**What is expected:**
Set down, word for word, every line of the records from the very first one through the line holding "- x-tick-label: 2021: [752, 599, 790, 618]", with both of those lines included.

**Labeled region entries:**
+ + + + + + +
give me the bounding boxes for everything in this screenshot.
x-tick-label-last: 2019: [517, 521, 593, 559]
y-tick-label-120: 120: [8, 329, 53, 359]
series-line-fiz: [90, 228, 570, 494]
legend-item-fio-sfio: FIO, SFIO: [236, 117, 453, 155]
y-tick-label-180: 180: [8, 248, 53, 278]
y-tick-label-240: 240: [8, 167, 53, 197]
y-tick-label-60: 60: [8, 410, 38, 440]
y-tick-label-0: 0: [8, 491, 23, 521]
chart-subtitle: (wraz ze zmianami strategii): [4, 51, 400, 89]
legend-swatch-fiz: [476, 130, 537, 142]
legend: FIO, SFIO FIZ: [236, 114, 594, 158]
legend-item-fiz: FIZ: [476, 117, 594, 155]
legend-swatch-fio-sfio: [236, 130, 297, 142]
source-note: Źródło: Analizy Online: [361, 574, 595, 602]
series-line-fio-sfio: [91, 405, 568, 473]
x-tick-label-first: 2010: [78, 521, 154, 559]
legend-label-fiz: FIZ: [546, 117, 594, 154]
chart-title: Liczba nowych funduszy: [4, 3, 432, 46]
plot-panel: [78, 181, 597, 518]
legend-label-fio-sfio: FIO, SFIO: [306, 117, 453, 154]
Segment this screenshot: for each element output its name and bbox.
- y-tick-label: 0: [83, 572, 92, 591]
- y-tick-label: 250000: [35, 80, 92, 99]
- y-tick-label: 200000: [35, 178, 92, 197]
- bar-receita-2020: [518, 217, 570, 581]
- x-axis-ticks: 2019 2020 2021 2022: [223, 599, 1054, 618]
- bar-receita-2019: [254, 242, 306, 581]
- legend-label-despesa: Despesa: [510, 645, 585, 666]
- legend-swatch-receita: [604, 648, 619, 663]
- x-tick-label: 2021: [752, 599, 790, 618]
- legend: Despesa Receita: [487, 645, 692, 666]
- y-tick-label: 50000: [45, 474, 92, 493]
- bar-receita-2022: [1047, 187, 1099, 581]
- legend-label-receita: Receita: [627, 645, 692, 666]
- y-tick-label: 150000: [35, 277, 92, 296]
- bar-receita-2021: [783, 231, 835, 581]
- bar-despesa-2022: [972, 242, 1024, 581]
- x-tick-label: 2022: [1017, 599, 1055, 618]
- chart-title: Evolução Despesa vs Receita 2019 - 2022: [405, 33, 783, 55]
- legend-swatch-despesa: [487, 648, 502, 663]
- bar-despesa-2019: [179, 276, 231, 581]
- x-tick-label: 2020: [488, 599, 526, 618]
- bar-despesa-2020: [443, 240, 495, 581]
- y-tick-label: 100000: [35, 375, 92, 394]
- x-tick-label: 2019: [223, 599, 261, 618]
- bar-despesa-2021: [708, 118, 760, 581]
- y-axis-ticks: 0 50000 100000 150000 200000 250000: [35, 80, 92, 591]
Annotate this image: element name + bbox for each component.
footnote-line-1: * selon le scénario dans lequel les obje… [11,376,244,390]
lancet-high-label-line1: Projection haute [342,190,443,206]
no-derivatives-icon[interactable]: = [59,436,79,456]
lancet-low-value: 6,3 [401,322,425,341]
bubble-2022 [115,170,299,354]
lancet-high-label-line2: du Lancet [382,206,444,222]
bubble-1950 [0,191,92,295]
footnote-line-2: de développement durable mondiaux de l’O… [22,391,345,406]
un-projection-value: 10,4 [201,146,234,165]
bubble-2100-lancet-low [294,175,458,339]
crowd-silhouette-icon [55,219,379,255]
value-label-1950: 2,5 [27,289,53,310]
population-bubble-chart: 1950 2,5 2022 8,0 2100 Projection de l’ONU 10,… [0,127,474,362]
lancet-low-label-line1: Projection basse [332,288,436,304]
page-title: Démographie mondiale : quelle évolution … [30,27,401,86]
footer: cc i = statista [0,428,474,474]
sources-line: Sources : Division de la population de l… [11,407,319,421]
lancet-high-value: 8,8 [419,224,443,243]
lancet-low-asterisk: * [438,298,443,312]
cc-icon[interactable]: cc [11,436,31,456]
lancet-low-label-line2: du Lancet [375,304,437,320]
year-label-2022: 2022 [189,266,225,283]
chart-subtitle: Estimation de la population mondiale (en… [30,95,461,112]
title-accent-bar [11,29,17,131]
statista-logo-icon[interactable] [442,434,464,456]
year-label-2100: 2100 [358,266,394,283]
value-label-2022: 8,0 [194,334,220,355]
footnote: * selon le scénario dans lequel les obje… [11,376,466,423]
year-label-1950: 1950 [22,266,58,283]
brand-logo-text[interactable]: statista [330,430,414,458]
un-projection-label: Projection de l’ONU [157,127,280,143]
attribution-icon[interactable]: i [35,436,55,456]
+ + + + + + +
**Response below:**
give me the bounding boxes for everything in this screenshot.
x-tick-label-last: 2019: [517, 521, 593, 559]
y-tick-label-120: 120: [8, 329, 53, 359]
series-line-fiz: [90, 228, 570, 494]
legend-item-fio-sfio: FIO, SFIO: [236, 117, 453, 155]
y-tick-label-180: 180: [8, 248, 53, 278]
y-tick-label-240: 240: [8, 167, 53, 197]
y-tick-label-60: 60: [8, 410, 38, 440]
y-tick-label-0: 0: [8, 491, 23, 521]
chart-subtitle: (wraz ze zmianami strategii): [4, 51, 400, 89]
legend-swatch-fiz: [476, 130, 537, 142]
legend: FIO, SFIO FIZ: [236, 114, 594, 158]
legend-item-fiz: FIZ: [476, 117, 594, 155]
legend-swatch-fio-sfio: [236, 130, 297, 142]
source-note: Źródło: Analizy Online: [361, 574, 595, 602]
series-line-fio-sfio: [91, 405, 568, 473]
x-tick-label-first: 2010: [78, 521, 154, 559]
legend-label-fiz: FIZ: [546, 117, 594, 154]
chart-title: Liczba nowych funduszy: [4, 3, 432, 46]
plot-panel: [78, 181, 597, 518]
legend-label-fio-sfio: FIO, SFIO: [306, 117, 453, 154]
Segment this screenshot: for each element output its name and bbox.
- y-tick-label: 0: [83, 572, 92, 591]
- y-tick-label: 250000: [35, 80, 92, 99]
- y-tick-label: 200000: [35, 178, 92, 197]
- bar-receita-2020: [518, 217, 570, 581]
- x-axis-ticks: 2019 2020 2021 2022: [223, 599, 1054, 618]
- bar-receita-2019: [254, 242, 306, 581]
- legend-label-despesa: Despesa: [510, 645, 585, 666]
- legend-swatch-receita: [604, 648, 619, 663]
- x-tick-label: 2021: [752, 599, 790, 618]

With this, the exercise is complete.